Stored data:
■ ■ ■ ■ ■ ■ ■
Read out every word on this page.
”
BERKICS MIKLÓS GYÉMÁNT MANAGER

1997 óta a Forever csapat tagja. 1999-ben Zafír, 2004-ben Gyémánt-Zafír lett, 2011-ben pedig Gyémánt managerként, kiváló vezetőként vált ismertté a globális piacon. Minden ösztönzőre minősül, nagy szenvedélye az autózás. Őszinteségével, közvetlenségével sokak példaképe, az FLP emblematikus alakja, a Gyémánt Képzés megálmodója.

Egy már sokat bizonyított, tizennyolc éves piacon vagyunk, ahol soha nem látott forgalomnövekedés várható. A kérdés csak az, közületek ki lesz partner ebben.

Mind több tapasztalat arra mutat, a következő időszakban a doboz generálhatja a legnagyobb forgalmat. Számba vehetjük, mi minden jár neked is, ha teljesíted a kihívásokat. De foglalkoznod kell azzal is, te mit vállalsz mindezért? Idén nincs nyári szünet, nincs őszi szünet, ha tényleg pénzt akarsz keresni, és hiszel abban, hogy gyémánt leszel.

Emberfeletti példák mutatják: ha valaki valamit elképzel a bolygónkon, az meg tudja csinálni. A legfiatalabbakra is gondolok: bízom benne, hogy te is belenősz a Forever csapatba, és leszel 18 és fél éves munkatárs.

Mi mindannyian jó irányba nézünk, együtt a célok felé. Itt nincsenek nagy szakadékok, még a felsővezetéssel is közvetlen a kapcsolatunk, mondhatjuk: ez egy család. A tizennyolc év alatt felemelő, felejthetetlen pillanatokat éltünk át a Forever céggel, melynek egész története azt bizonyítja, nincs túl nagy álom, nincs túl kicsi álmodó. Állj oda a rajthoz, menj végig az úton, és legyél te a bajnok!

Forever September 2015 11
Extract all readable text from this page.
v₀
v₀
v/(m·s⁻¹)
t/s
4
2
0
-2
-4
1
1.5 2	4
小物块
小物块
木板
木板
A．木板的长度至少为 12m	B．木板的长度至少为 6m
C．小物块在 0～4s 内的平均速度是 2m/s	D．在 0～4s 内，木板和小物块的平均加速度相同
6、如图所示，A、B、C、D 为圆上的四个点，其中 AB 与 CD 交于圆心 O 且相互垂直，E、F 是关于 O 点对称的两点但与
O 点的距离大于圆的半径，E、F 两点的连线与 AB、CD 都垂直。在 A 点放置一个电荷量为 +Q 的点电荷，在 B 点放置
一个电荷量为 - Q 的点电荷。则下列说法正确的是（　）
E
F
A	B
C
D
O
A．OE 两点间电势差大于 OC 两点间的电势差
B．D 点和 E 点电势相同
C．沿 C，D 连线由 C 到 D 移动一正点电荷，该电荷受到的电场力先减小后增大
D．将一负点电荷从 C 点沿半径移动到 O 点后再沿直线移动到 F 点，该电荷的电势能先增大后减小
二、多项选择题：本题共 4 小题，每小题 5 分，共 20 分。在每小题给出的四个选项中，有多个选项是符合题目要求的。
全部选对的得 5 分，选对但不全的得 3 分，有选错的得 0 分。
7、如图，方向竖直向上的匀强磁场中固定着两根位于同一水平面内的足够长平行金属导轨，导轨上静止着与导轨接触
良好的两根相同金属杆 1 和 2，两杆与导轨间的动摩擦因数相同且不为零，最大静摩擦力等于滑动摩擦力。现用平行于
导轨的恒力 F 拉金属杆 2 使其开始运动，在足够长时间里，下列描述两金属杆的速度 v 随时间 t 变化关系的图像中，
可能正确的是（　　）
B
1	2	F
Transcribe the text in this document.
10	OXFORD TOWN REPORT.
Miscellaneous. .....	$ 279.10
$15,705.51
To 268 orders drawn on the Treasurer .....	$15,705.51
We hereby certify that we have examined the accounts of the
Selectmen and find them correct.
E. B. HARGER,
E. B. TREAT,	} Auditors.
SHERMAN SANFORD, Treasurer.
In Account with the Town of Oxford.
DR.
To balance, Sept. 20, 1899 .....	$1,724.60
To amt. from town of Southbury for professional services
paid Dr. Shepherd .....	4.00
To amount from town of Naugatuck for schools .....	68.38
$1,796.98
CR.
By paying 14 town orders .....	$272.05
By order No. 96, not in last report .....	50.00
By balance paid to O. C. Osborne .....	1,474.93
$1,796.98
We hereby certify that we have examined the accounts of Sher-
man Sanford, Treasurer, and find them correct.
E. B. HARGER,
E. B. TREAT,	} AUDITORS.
■ ■ ■ ■ ■ ■ ■
* WHAT YOU ARE ASKED TO DO
Write out the data exactly as it stands.

* OUTPUT OF THE EXERCISE
Read out every word on this page.
”
BERKICS MIKLÓS GYÉMÁNT MANAGER

1997 óta a Forever csapat tagja. 1999-ben Zafír, 2004-ben Gyémánt-Zafír lett, 2011-ben pedig Gyémánt managerként, kiváló vezetőként vált ismertté a globális piacon. Minden ösztönzőre minősül, nagy szenvedélye az autózás. Őszinteségével, közvetlenségével sokak példaképe, az FLP emblematikus alakja, a Gyémánt Képzés megálmodója.

Egy már sokat bizonyított, tizennyolc éves piacon vagyunk, ahol soha nem látott forgalomnövekedés várható. A kérdés csak az, közületek ki lesz partner ebben.

Mind több tapasztalat arra mutat, a következő időszakban a doboz generálhatja a legnagyobb forgalmat. Számba vehetjük, mi minden jár neked is, ha teljesíted a kihívásokat. De foglalkoznod kell azzal is, te mit vállalsz mindezért? Idén nincs nyári szünet, nincs őszi szünet, ha tényleg pénzt akarsz keresni, és hiszel abban, hogy gyémánt leszel.

Emberfeletti példák mutatják: ha valaki valamit elképzel a bolygónkon, az meg tudja csinálni. A legfiatalabbakra is gondolok: bízom benne, hogy te is belenősz a Forever csapatba, és leszel 18 és fél éves munkatárs.

Mi mindannyian jó irányba nézünk, együtt a célok felé. Itt nincsenek nagy szakadékok, még a felsővezetéssel is közvetlen a kapcsolatunk, mondhatjuk: ez egy család. A tizennyolc év alatt felemelő, felejthetetlen pillanatokat éltünk át a Forever céggel, melynek egész története azt bizonyítja, nincs túl nagy álom, nincs túl kicsi álmodó. Állj oda a rajthoz, menj végig az úton, és legyél te a bajnok!

Forever September 2015 11
Extract all readable text from this page.
v₀
v₀
v/(m·s⁻¹)
t/s
4
2
0
-2
-4
1
1.5 2	4
小物块
小物块
木板
木板
A．木板的长度至少为 12m	B．木板的长度至少为 6m
C．小物块在 0～4s 内的平均速度是 2m/s	D．在 0～4s 内，木板和小物块的平均加速度相同
6、如图所示，A、B、C、D 为圆上的四个点，其中 AB 与 CD 交于圆心 O 且相互垂直，E、F 是关于 O 点对称的两点但与
O 点的距离大于圆的半径，E、F 两点的连线与 AB、CD 都垂直。在 A 点放置一个电荷量为 +Q 的点电荷，在 B 点放置
一个电荷量为 - Q 的点电荷。则下列说法正确的是（　）
E
F
A	B
C
D
O
A．OE 两点间电势差大于 OC 两点间的电势差
B．D 点和 E 点电势相同
C．沿 C，D 连线由 C 到 D 移动一正点电荷，该电荷受到的电场力先减小后增大
D．将一负点电荷从 C 点沿半径移动到 O 点后再沿直线移动到 F 点，该电荷的电势能先增大后减小
二、多项选择题：本题共 4 小题，每小题 5 分，共 20 分。在每小题给出的四个选项中，有多个选项是符合题目要求的。
全部选对的得 5 分，选对但不全的得 3 分，有选错的得 0 分。
7、如图，方向竖直向上的匀强磁场中固定着两根位于同一水平面内的足够长平行金属导轨，导轨上静止着与导轨接触
良好的两根相同金属杆 1 和 2，两杆与导轨间的动摩擦因数相同且不为零，最大静摩擦力等于滑动摩擦力。现用平行于
导轨的恒力 F 拉金属杆 2 使其开始运动，在足够长时间里，下列描述两金属杆的速度 v 随时间 t 变化关系的图像中，
可能正确的是（　　）
B
1	2	F
Transcribe the text in this document.
10	OXFORD TOWN REPORT.
Miscellaneous. .....	$ 279.10
$15,705.51
To 268 orders drawn on the Treasurer .....	$15,705.51
We hereby certify that we have examined the accounts of the
Selectmen and find them correct.
E. B. HARGER,
E. B. TREAT,	} Auditors.
SHERMAN SANFORD, Treasurer.
In Account with the Town of Oxford.
DR.
To balance, Sept. 20, 1899 .....	$1,724.60
To amt. from town of Southbury for professional services
paid Dr. Shepherd .....	4.00
To amount from town of Naugatuck for schools .....	68.38
$1,796.98
CR.
By paying 14 town orders .....	$272.05
By order No. 96, not in last report .....	50.00
By balance paid to O. C. Osborne .....	1,474.93
$1,796.98
We hereby certify that we have examined the accounts of Sher-
man Sanford, Treasurer, and find them correct.
E. B. HARGER,
E. B. TREAT,	} AUDITORS.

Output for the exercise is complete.